> Your objective: Swap every "umbrella-photo" in the entries below for "umbrella-image", then reproduce all the lines with nothing else altered.

Bounding box entries
------------------------------------------------------------------------
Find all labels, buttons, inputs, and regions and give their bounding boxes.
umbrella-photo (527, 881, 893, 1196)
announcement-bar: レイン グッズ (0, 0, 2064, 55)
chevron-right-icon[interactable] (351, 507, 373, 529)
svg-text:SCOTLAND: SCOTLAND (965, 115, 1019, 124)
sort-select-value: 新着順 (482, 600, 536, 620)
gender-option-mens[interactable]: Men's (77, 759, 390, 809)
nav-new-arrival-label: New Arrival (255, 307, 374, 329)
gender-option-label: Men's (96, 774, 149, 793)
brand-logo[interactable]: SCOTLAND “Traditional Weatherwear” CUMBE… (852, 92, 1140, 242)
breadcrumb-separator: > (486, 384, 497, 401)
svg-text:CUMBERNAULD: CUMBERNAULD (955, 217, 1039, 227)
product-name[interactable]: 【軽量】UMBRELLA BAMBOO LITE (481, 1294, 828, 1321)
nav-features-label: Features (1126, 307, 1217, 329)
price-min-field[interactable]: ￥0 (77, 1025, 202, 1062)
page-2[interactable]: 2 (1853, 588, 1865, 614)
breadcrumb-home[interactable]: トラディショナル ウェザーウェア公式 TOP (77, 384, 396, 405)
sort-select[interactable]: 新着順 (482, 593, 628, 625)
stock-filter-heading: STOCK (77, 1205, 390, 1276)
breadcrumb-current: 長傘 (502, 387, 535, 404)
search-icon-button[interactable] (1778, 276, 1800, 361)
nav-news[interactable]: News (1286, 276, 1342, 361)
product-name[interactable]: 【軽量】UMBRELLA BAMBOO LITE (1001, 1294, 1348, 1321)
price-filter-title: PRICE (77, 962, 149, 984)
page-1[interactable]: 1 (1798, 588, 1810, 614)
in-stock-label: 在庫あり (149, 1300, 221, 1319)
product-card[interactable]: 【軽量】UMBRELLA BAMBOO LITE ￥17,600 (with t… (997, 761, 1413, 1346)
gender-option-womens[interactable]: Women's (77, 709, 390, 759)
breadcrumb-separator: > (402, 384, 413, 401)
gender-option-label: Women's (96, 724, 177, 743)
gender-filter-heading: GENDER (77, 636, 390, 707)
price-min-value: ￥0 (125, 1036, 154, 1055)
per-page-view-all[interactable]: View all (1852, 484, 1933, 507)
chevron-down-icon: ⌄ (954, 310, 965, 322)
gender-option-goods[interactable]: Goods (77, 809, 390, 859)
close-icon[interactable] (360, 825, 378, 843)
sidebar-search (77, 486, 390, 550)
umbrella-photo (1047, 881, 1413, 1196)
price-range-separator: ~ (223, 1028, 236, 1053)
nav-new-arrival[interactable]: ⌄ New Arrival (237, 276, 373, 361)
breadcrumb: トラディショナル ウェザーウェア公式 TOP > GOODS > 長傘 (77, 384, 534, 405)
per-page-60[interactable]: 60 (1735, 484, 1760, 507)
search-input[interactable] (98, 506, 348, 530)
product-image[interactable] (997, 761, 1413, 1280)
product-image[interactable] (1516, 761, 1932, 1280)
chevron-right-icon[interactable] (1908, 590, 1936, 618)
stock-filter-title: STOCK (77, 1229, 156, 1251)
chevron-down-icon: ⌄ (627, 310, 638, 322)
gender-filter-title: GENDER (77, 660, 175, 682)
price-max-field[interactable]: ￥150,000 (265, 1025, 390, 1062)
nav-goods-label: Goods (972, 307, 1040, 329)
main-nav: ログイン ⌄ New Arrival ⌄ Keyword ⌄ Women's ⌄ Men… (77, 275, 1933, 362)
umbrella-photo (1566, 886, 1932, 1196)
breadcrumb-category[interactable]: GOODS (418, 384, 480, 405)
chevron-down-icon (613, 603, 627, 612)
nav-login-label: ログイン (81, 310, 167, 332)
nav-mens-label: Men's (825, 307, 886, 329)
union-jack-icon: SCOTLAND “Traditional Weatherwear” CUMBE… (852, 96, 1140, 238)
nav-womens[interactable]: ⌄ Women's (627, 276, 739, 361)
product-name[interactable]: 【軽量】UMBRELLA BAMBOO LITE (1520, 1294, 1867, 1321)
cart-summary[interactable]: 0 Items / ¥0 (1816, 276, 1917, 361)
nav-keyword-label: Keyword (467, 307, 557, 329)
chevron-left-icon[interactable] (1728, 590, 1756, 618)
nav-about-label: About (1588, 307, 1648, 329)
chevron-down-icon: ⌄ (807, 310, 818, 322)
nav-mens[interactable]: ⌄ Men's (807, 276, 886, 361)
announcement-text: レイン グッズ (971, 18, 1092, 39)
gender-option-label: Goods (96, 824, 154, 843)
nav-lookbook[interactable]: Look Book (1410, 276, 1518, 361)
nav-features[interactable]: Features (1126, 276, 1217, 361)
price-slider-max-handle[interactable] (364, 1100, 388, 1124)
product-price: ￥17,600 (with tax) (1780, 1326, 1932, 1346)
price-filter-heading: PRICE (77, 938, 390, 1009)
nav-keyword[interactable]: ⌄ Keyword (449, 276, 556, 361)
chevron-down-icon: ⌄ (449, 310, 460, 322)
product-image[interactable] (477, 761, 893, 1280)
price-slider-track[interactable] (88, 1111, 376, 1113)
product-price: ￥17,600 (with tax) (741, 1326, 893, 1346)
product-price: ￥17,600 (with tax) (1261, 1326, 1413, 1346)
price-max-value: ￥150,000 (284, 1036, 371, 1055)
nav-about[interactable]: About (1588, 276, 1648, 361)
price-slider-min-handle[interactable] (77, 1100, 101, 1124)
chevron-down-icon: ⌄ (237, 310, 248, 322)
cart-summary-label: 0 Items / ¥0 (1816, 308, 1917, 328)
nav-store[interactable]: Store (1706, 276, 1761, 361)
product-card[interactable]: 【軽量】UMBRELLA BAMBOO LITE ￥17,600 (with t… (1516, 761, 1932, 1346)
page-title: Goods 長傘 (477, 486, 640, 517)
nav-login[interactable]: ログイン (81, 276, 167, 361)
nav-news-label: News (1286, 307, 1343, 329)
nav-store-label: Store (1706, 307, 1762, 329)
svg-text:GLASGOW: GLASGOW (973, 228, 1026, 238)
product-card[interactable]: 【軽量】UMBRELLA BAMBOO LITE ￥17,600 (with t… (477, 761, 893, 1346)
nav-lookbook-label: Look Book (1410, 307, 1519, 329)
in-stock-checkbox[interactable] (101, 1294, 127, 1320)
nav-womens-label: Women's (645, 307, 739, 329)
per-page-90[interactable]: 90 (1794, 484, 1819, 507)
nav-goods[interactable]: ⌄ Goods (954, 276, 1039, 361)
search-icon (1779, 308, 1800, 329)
------------------------------------------------------------------------
> Exercise result:
Find all labels, buttons, inputs, and regions and give their bounding boxes.
umbrella-image (527, 881, 893, 1196)
announcement-bar: レイン グッズ (0, 0, 2064, 55)
chevron-right-icon[interactable] (351, 507, 373, 529)
svg-text:SCOTLAND: SCOTLAND (965, 115, 1019, 124)
sort-select-value: 新着順 (482, 600, 536, 620)
gender-option-mens[interactable]: Men's (77, 759, 390, 809)
nav-new-arrival-label: New Arrival (255, 307, 374, 329)
gender-option-label: Men's (96, 774, 149, 793)
brand-logo[interactable]: SCOTLAND “Traditional Weatherwear” CUMBE… (852, 92, 1140, 242)
breadcrumb-separator: > (486, 384, 497, 401)
svg-text:CUMBERNAULD: CUMBERNAULD (955, 217, 1039, 227)
product-name[interactable]: 【軽量】UMBRELLA BAMBOO LITE (481, 1294, 828, 1321)
nav-features-label: Features (1126, 307, 1217, 329)
price-min-field[interactable]: ￥0 (77, 1025, 202, 1062)
page-2[interactable]: 2 (1853, 588, 1865, 614)
breadcrumb-home[interactable]: トラディショナル ウェザーウェア公式 TOP (77, 384, 396, 405)
sort-select[interactable]: 新着順 (482, 593, 628, 625)
stock-filter-heading: STOCK (77, 1205, 390, 1276)
breadcrumb-current: 長傘 (502, 387, 535, 404)
search-icon-button[interactable] (1778, 276, 1800, 361)
nav-news[interactable]: News (1286, 276, 1342, 361)
product-name[interactable]: 【軽量】UMBRELLA BAMBOO LITE (1001, 1294, 1348, 1321)
price-filter-title: PRICE (77, 962, 149, 984)
page-1[interactable]: 1 (1798, 588, 1810, 614)
in-stock-label: 在庫あり (149, 1300, 221, 1319)
product-card[interactable]: 【軽量】UMBRELLA BAMBOO LITE ￥17,600 (with t… (997, 761, 1413, 1346)
gender-option-womens[interactable]: Women's (77, 709, 390, 759)
breadcrumb-separator: > (402, 384, 413, 401)
gender-option-label: Women's (96, 724, 177, 743)
gender-filter-heading: GENDER (77, 636, 390, 707)
price-min-value: ￥0 (125, 1036, 154, 1055)
per-page-view-all[interactable]: View all (1852, 484, 1933, 507)
chevron-down-icon: ⌄ (954, 310, 965, 322)
gender-option-goods[interactable]: Goods (77, 809, 390, 859)
close-icon[interactable] (360, 825, 378, 843)
sidebar-search (77, 486, 390, 550)
umbrella-image (1047, 881, 1413, 1196)
price-range-separator: ~ (223, 1028, 236, 1053)
nav-new-arrival[interactable]: ⌄ New Arrival (237, 276, 373, 361)
breadcrumb: トラディショナル ウェザーウェア公式 TOP > GOODS > 長傘 (77, 384, 534, 405)
per-page-60[interactable]: 60 (1735, 484, 1760, 507)
search-input[interactable] (98, 506, 348, 530)
product-image[interactable] (997, 761, 1413, 1280)
product-image[interactable] (1516, 761, 1932, 1280)
chevron-right-icon[interactable] (1908, 590, 1936, 618)
stock-filter-title: STOCK (77, 1229, 156, 1251)
chevron-down-icon: ⌄ (627, 310, 638, 322)
gender-filter-title: GENDER (77, 660, 175, 682)
price-max-field[interactable]: ￥150,000 (265, 1025, 390, 1062)
nav-goods-label: Goods (972, 307, 1040, 329)
main-nav: ログイン ⌄ New Arrival ⌄ Keyword ⌄ Women's ⌄ Men… (77, 275, 1933, 362)
umbrella-image (1566, 886, 1932, 1196)
breadcrumb-category[interactable]: GOODS (418, 384, 480, 405)
chevron-down-icon (613, 603, 627, 612)
nav-login-label: ログイン (81, 310, 167, 332)
nav-mens-label: Men's (825, 307, 886, 329)
union-jack-icon: SCOTLAND “Traditional Weatherwear” CUMBE… (852, 96, 1140, 238)
nav-womens[interactable]: ⌄ Women's (627, 276, 739, 361)
product-name[interactable]: 【軽量】UMBRELLA BAMBOO LITE (1520, 1294, 1867, 1321)
cart-summary[interactable]: 0 Items / ¥0 (1816, 276, 1917, 361)
nav-keyword-label: Keyword (467, 307, 557, 329)
chevron-left-icon[interactable] (1728, 590, 1756, 618)
nav-about-label: About (1588, 307, 1648, 329)
chevron-down-icon: ⌄ (807, 310, 818, 322)
nav-mens[interactable]: ⌄ Men's (807, 276, 886, 361)
announcement-text: レイン グッズ (971, 18, 1092, 39)
gender-option-label: Goods (96, 824, 154, 843)
nav-lookbook[interactable]: Look Book (1410, 276, 1518, 361)
nav-features[interactable]: Features (1126, 276, 1217, 361)
price-slider-max-handle[interactable] (364, 1100, 388, 1124)
product-price: ￥17,600 (with tax) (1780, 1326, 1932, 1346)
price-filter-heading: PRICE (77, 938, 390, 1009)
nav-keyword[interactable]: ⌄ Keyword (449, 276, 556, 361)
chevron-down-icon: ⌄ (449, 310, 460, 322)
product-image[interactable] (477, 761, 893, 1280)
price-slider-track[interactable] (88, 1111, 376, 1113)
product-price: ￥17,600 (with tax) (741, 1326, 893, 1346)
product-price: ￥17,600 (with tax) (1261, 1326, 1413, 1346)
price-max-value: ￥150,000 (284, 1036, 371, 1055)
nav-about[interactable]: About (1588, 276, 1648, 361)
price-slider-min-handle[interactable] (77, 1100, 101, 1124)
chevron-down-icon: ⌄ (237, 310, 248, 322)
cart-summary-label: 0 Items / ¥0 (1816, 308, 1917, 328)
nav-store[interactable]: Store (1706, 276, 1761, 361)
product-card[interactable]: 【軽量】UMBRELLA BAMBOO LITE ￥17,600 (with t… (1516, 761, 1932, 1346)
page-title: Goods 長傘 (477, 486, 640, 517)
nav-login[interactable]: ログイン (81, 276, 167, 361)
nav-news-label: News (1286, 307, 1343, 329)
nav-store-label: Store (1706, 307, 1762, 329)
svg-text:GLASGOW: GLASGOW (973, 228, 1026, 238)
product-card[interactable]: 【軽量】UMBRELLA BAMBOO LITE ￥17,600 (with t… (477, 761, 893, 1346)
nav-lookbook-label: Look Book (1410, 307, 1519, 329)
in-stock-checkbox[interactable] (101, 1294, 127, 1320)
nav-womens-label: Women's (645, 307, 739, 329)
per-page-90[interactable]: 90 (1794, 484, 1819, 507)
nav-goods[interactable]: ⌄ Goods (954, 276, 1039, 361)
search-icon (1779, 308, 1800, 329)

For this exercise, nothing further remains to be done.